* _PROMPT_
Output all entries verbatim. Skip pictures.

····················

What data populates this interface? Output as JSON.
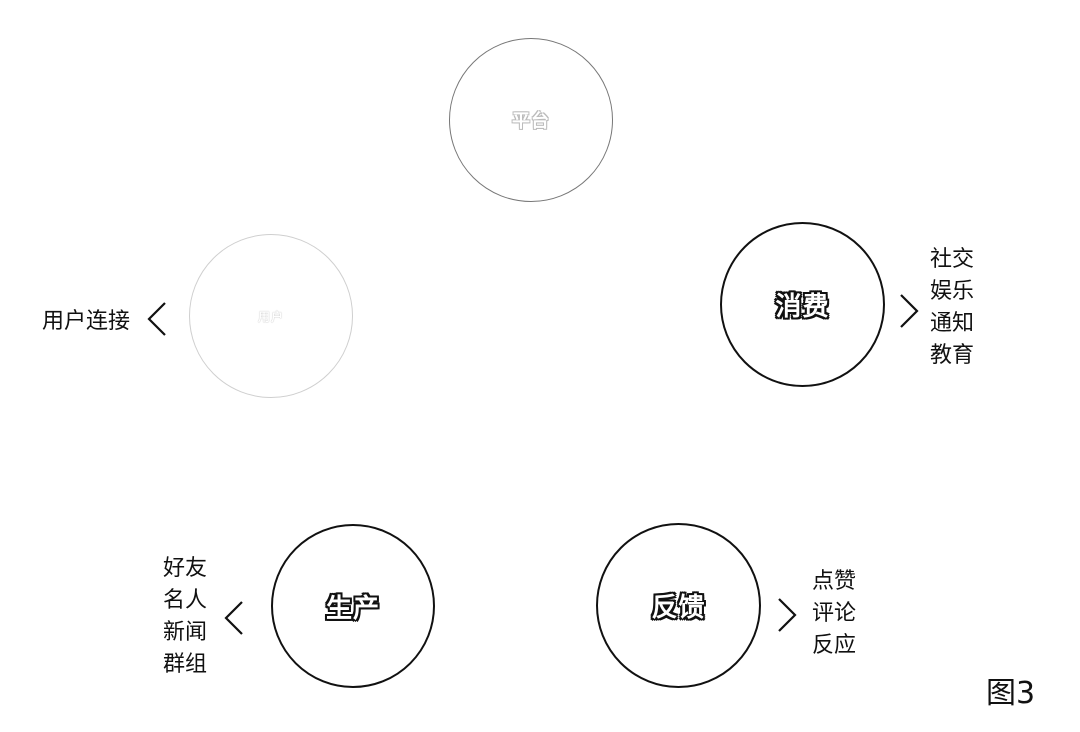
{
  "diagram": {
    "top_circle": {
      "label": "平台"
    },
    "left_circle": {
      "label": "用户",
      "side_label": "用户连接"
    },
    "consume": {
      "label": "消费",
      "items": [
        "社交",
        "娱乐",
        "通知",
        "教育"
      ]
    },
    "produce": {
      "label": "生产",
      "items": [
        "好友",
        "名人",
        "新闻",
        "群组"
      ]
    },
    "feedback": {
      "label": "反馈",
      "items": [
        "点赞",
        "评论",
        "反应"
      ]
    },
    "figure_label": "图3"
  }
}
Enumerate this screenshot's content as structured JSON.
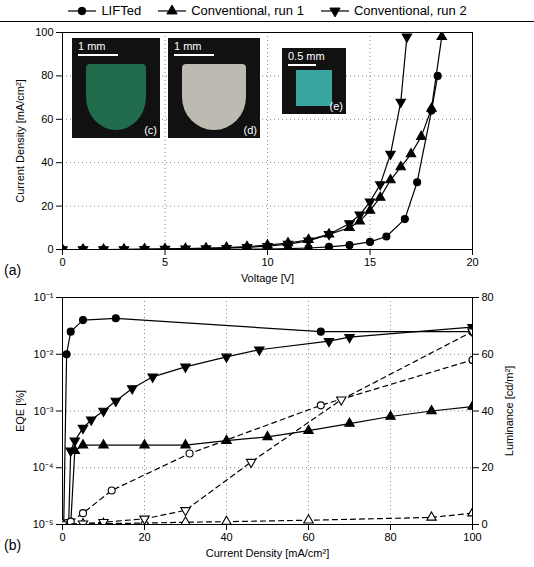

····················

* _CORRECT RESPONSE_
What data populates this interface? Output as JSON.
{
  "diagram": {
    "top_circle": {
      "label": "平台"
    },
    "left_circle": {
      "label": "用户",
      "side_label": "用户连接"
    },
    "consume": {
      "label": "消费",
      "items": [
        "社交",
        "娱乐",
        "通知",
        "教育"
      ]
    },
    "produce": {
      "label": "生产",
      "items": [
        "好友",
        "名人",
        "新闻",
        "群组"
      ]
    },
    "feedback": {
      "label": "反馈",
      "items": [
        "点赞",
        "评论",
        "反应"
      ]
    },
    "figure_label": "图3"
  }
}
Enumerate this screenshot's content as structured JSON.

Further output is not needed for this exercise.